[Entries taken from a collection]

-- -- --

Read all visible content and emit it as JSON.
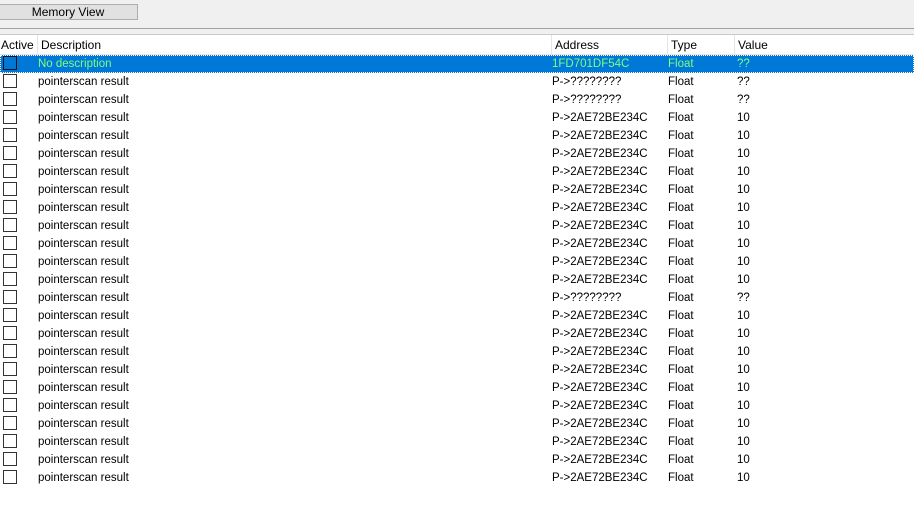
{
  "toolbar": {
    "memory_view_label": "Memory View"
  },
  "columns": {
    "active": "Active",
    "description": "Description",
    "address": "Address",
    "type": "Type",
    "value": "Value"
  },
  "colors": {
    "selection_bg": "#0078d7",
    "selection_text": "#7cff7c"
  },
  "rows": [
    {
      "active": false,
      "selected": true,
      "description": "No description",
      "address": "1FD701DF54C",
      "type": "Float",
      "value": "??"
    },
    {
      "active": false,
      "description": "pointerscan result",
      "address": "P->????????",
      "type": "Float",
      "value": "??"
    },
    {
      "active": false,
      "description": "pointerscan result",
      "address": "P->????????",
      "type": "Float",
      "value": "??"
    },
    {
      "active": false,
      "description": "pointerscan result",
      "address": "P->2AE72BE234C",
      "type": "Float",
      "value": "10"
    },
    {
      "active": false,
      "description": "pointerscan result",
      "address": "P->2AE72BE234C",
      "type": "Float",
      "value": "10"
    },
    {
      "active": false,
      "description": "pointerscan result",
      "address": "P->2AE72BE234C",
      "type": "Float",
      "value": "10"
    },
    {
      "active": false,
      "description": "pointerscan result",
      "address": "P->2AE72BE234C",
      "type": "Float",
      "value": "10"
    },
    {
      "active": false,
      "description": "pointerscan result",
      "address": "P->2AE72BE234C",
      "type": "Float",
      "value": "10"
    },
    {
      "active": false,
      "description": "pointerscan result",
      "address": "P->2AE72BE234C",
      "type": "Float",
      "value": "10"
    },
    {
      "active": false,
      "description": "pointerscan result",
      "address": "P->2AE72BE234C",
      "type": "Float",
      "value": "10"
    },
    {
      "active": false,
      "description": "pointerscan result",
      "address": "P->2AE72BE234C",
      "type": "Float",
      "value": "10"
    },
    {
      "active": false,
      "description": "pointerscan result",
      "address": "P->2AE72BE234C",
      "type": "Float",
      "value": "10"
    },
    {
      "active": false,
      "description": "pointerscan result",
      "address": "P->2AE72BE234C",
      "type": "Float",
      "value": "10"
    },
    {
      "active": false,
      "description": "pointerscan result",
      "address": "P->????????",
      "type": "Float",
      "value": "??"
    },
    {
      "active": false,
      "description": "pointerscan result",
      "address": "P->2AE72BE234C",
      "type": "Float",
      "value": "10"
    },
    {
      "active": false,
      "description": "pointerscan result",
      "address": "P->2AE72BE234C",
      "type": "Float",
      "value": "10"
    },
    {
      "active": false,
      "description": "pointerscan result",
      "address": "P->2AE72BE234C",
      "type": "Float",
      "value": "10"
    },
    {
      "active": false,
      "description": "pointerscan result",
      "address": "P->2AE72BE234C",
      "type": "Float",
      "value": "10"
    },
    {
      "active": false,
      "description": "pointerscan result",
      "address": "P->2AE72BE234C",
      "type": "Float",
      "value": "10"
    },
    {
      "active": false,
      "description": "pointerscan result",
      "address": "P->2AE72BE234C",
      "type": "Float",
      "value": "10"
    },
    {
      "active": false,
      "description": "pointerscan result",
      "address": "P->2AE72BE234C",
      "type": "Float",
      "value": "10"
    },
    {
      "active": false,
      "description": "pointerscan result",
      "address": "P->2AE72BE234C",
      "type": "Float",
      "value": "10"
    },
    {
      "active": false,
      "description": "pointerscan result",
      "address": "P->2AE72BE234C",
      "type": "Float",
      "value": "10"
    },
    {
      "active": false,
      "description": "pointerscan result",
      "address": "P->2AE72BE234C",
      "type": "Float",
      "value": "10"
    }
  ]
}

-- -- --

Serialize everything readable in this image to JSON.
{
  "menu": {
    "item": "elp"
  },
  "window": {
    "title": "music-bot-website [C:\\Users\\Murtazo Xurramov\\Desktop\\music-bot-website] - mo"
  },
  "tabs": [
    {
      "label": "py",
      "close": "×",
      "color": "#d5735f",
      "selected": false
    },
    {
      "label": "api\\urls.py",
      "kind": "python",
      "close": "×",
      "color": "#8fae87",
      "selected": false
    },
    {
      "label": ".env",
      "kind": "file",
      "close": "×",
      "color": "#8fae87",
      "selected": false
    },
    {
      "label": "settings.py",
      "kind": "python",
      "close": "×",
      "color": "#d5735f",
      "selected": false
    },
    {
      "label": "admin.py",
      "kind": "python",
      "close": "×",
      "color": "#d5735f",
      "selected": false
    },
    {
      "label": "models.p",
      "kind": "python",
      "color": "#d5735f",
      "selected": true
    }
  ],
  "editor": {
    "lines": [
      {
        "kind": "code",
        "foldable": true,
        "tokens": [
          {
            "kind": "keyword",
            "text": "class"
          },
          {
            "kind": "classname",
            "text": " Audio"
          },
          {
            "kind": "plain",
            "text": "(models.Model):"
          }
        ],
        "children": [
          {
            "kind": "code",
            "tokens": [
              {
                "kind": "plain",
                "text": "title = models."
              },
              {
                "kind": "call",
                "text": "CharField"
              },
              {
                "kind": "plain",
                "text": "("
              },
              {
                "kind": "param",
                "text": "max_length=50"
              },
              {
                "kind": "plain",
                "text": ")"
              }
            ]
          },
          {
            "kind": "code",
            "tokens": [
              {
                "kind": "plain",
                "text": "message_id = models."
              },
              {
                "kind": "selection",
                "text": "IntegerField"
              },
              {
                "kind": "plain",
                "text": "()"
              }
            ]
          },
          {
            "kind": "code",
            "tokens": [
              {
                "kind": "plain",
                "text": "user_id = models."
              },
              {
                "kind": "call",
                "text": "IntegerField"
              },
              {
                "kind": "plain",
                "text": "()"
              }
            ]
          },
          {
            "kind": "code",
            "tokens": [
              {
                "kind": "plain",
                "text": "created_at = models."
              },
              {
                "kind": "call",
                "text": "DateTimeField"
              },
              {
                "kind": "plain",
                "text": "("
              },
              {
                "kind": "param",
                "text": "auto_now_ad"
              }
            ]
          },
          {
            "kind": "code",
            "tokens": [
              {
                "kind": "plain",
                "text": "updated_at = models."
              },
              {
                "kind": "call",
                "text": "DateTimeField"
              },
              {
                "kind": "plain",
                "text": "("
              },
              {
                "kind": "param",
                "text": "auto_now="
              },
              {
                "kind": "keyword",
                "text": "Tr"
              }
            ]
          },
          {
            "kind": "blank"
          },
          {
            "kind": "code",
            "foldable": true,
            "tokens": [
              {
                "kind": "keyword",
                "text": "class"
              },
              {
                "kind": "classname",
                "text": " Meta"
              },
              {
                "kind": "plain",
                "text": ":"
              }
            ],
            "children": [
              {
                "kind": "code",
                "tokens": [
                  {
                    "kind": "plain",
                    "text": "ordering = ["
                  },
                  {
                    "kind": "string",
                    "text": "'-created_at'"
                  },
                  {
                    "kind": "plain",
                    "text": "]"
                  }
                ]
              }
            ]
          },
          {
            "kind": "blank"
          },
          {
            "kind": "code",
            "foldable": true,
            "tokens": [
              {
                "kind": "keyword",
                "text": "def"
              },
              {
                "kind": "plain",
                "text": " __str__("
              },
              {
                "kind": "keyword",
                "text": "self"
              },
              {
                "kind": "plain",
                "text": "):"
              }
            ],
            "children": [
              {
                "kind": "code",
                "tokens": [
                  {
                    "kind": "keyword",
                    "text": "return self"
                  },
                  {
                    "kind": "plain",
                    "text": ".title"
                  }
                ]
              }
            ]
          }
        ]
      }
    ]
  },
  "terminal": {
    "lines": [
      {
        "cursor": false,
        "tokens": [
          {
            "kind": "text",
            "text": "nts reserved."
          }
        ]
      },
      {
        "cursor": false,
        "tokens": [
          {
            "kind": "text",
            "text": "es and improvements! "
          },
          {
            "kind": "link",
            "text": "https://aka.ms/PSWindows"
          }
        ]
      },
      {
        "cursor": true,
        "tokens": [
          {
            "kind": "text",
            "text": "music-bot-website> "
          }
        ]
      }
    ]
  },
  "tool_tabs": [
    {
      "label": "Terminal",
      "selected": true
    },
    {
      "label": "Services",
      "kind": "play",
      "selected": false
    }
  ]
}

-- -- --

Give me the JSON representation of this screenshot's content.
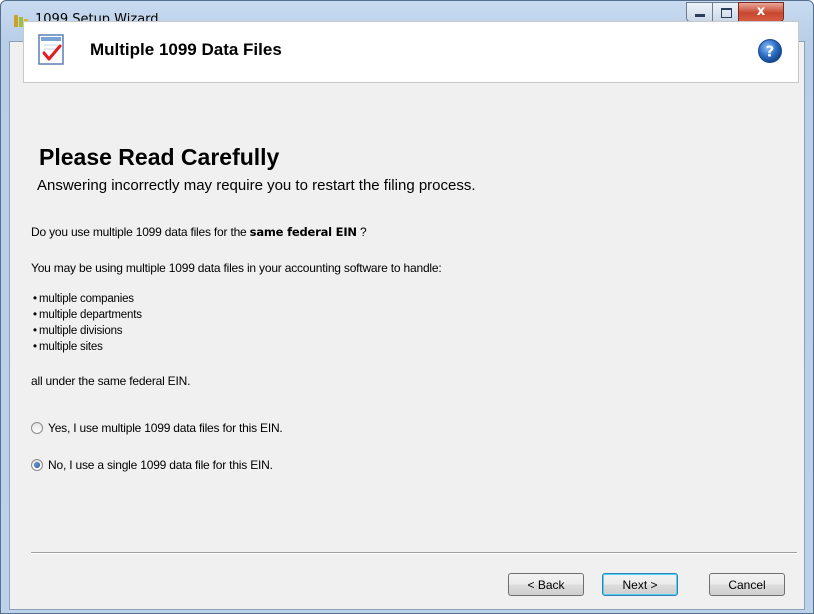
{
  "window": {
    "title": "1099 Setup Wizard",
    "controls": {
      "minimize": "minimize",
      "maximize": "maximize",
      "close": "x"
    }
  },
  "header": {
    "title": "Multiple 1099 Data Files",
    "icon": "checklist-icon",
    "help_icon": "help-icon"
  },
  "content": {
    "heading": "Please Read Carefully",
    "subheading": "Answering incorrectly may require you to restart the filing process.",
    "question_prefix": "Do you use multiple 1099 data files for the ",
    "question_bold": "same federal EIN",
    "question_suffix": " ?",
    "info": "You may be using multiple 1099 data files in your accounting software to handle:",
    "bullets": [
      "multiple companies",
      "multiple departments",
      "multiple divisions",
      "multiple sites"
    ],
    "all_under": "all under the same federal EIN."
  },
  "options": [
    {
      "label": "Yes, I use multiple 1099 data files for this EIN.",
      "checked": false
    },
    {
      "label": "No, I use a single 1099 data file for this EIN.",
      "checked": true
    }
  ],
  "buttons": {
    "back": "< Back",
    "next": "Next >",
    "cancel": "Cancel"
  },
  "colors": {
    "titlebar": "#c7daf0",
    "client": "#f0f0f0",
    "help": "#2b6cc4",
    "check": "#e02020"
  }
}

-- -- --

### Aim
Find each line holding the string "website" and copy it out.

### Answer to this exercise
    "title": "music-bot-website [C:\\Users\\Murtazo Xurramov\\Desktop\\music-bot-website] - mo"
            "text": "music-bot-website> "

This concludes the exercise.